• _PROBLEM DESCRIPTION_: All entries below are to be set down again, identical to the source.

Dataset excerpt

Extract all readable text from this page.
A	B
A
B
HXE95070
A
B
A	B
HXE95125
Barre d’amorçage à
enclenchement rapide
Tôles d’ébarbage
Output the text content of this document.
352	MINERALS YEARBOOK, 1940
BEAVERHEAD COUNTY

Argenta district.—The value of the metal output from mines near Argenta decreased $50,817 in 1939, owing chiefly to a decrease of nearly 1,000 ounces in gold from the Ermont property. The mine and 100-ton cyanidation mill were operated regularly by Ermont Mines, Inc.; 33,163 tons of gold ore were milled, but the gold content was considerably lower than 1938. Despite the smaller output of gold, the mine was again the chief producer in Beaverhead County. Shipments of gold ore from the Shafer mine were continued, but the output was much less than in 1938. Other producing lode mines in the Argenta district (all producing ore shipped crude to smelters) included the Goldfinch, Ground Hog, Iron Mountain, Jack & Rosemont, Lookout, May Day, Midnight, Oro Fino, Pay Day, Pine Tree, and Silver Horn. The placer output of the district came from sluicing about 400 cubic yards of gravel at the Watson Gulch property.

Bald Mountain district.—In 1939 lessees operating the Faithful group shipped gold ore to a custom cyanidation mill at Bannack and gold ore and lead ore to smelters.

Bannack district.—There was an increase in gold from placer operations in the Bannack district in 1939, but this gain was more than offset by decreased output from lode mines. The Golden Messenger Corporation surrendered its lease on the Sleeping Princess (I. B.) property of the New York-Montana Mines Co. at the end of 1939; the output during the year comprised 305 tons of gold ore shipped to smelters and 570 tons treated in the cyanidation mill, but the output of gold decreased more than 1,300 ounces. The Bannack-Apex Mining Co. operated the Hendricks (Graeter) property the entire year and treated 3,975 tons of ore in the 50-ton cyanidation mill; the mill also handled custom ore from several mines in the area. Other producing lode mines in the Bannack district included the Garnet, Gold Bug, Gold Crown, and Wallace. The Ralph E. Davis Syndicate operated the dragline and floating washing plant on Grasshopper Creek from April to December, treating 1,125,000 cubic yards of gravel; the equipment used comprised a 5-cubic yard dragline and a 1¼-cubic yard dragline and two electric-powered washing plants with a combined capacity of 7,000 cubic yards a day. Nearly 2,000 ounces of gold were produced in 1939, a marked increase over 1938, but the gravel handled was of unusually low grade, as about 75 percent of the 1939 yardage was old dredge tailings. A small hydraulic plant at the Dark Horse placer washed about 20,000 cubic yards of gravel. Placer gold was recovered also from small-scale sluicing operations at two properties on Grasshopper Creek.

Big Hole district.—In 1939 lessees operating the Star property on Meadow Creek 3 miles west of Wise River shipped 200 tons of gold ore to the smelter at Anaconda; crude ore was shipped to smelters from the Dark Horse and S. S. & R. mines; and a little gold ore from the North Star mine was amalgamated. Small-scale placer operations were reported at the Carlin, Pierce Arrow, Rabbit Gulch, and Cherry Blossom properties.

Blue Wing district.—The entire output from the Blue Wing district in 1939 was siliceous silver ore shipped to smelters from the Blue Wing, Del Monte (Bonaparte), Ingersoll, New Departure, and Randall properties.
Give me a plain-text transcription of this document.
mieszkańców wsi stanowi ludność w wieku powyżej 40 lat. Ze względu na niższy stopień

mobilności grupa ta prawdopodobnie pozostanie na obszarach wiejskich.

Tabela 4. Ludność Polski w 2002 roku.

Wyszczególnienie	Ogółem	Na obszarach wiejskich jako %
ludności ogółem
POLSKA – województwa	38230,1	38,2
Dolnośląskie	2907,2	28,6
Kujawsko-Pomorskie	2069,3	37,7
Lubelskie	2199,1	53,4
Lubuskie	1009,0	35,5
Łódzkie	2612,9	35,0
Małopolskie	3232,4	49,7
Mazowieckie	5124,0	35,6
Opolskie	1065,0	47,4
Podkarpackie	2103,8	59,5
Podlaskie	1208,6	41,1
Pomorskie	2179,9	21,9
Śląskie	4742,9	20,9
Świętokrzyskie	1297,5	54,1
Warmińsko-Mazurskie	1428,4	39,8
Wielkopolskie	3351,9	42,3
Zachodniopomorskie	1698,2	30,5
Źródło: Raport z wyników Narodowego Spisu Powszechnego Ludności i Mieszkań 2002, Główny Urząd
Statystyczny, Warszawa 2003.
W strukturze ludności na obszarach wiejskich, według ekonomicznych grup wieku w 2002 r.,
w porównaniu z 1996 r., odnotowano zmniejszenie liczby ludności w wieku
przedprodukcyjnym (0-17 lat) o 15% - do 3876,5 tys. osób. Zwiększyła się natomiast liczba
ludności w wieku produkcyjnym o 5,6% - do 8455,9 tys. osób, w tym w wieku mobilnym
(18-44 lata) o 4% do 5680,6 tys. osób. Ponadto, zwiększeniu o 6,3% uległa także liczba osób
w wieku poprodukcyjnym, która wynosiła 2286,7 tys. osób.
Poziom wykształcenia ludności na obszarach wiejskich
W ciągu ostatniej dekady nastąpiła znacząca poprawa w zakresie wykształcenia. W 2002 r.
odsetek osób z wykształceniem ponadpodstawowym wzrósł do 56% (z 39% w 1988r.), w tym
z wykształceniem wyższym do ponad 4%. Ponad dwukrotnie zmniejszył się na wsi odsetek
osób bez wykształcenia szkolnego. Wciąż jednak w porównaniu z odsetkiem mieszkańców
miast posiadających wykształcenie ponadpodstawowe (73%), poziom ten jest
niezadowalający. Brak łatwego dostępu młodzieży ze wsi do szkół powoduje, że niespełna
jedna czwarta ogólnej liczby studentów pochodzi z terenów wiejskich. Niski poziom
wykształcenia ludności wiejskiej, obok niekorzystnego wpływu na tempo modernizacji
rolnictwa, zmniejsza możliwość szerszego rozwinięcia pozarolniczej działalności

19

• _TASK RESULT_:
Extract all readable text from this page.
A	B
A
B
HXE95070
A
B
A	B
HXE95125
Barre d’amorçage à
enclenchement rapide
Tôles d’ébarbage
Output the text content of this document.
352	MINERALS YEARBOOK, 1940
BEAVERHEAD COUNTY

Argenta district.—The value of the metal output from mines near Argenta decreased $50,817 in 1939, owing chiefly to a decrease of nearly 1,000 ounces in gold from the Ermont property. The mine and 100-ton cyanidation mill were operated regularly by Ermont Mines, Inc.; 33,163 tons of gold ore were milled, but the gold content was considerably lower than 1938. Despite the smaller output of gold, the mine was again the chief producer in Beaverhead County. Shipments of gold ore from the Shafer mine were continued, but the output was much less than in 1938. Other producing lode mines in the Argenta district (all producing ore shipped crude to smelters) included the Goldfinch, Ground Hog, Iron Mountain, Jack & Rosemont, Lookout, May Day, Midnight, Oro Fino, Pay Day, Pine Tree, and Silver Horn. The placer output of the district came from sluicing about 400 cubic yards of gravel at the Watson Gulch property.

Bald Mountain district.—In 1939 lessees operating the Faithful group shipped gold ore to a custom cyanidation mill at Bannack and gold ore and lead ore to smelters.

Bannack district.—There was an increase in gold from placer operations in the Bannack district in 1939, but this gain was more than offset by decreased output from lode mines. The Golden Messenger Corporation surrendered its lease on the Sleeping Princess (I. B.) property of the New York-Montana Mines Co. at the end of 1939; the output during the year comprised 305 tons of gold ore shipped to smelters and 570 tons treated in the cyanidation mill, but the output of gold decreased more than 1,300 ounces. The Bannack-Apex Mining Co. operated the Hendricks (Graeter) property the entire year and treated 3,975 tons of ore in the 50-ton cyanidation mill; the mill also handled custom ore from several mines in the area. Other producing lode mines in the Bannack district included the Garnet, Gold Bug, Gold Crown, and Wallace. The Ralph E. Davis Syndicate operated the dragline and floating washing plant on Grasshopper Creek from April to December, treating 1,125,000 cubic yards of gravel; the equipment used comprised a 5-cubic yard dragline and a 1¼-cubic yard dragline and two electric-powered washing plants with a combined capacity of 7,000 cubic yards a day. Nearly 2,000 ounces of gold were produced in 1939, a marked increase over 1938, but the gravel handled was of unusually low grade, as about 75 percent of the 1939 yardage was old dredge tailings. A small hydraulic plant at the Dark Horse placer washed about 20,000 cubic yards of gravel. Placer gold was recovered also from small-scale sluicing operations at two properties on Grasshopper Creek.

Big Hole district.—In 1939 lessees operating the Star property on Meadow Creek 3 miles west of Wise River shipped 200 tons of gold ore to the smelter at Anaconda; crude ore was shipped to smelters from the Dark Horse and S. S. & R. mines; and a little gold ore from the North Star mine was amalgamated. Small-scale placer operations were reported at the Carlin, Pierce Arrow, Rabbit Gulch, and Cherry Blossom properties.

Blue Wing district.—The entire output from the Blue Wing district in 1939 was siliceous silver ore shipped to smelters from the Blue Wing, Del Monte (Bonaparte), Ingersoll, New Departure, and Randall properties.
Give me a plain-text transcription of this document.
mieszkańców wsi stanowi ludność w wieku powyżej 40 lat. Ze względu na niższy stopień

mobilności grupa ta prawdopodobnie pozostanie na obszarach wiejskich.

Tabela 4. Ludność Polski w 2002 roku.

Wyszczególnienie	Ogółem	Na obszarach wiejskich jako %
ludności ogółem
POLSKA – województwa	38230,1	38,2
Dolnośląskie	2907,2	28,6
Kujawsko-Pomorskie	2069,3	37,7
Lubelskie	2199,1	53,4
Lubuskie	1009,0	35,5
Łódzkie	2612,9	35,0
Małopolskie	3232,4	49,7
Mazowieckie	5124,0	35,6
Opolskie	1065,0	47,4
Podkarpackie	2103,8	59,5
Podlaskie	1208,6	41,1
Pomorskie	2179,9	21,9
Śląskie	4742,9	20,9
Świętokrzyskie	1297,5	54,1
Warmińsko-Mazurskie	1428,4	39,8
Wielkopolskie	3351,9	42,3
Zachodniopomorskie	1698,2	30,5
Źródło: Raport z wyników Narodowego Spisu Powszechnego Ludności i Mieszkań 2002, Główny Urząd
Statystyczny, Warszawa 2003.
W strukturze ludności na obszarach wiejskich, według ekonomicznych grup wieku w 2002 r.,
w porównaniu z 1996 r., odnotowano zmniejszenie liczby ludności w wieku
przedprodukcyjnym (0-17 lat) o 15% - do 3876,5 tys. osób. Zwiększyła się natomiast liczba
ludności w wieku produkcyjnym o 5,6% - do 8455,9 tys. osób, w tym w wieku mobilnym
(18-44 lata) o 4% do 5680,6 tys. osób. Ponadto, zwiększeniu o 6,3% uległa także liczba osób
w wieku poprodukcyjnym, która wynosiła 2286,7 tys. osób.
Poziom wykształcenia ludności na obszarach wiejskich
W ciągu ostatniej dekady nastąpiła znacząca poprawa w zakresie wykształcenia. W 2002 r.
odsetek osób z wykształceniem ponadpodstawowym wzrósł do 56% (z 39% w 1988r.), w tym
z wykształceniem wyższym do ponad 4%. Ponad dwukrotnie zmniejszył się na wsi odsetek
osób bez wykształcenia szkolnego. Wciąż jednak w porównaniu z odsetkiem mieszkańców
miast posiadających wykształcenie ponadpodstawowe (73%), poziom ten jest
niezadowalający. Brak łatwego dostępu młodzieży ze wsi do szkół powoduje, że niespełna
jedna czwarta ogólnej liczby studentów pochodzi z terenów wiejskich. Niski poziom
wykształcenia ludności wiejskiej, obok niekorzystnego wpływu na tempo modernizacji
rolnictwa, zmniejsza możliwość szerszego rozwinięcia pozarolniczej działalności

19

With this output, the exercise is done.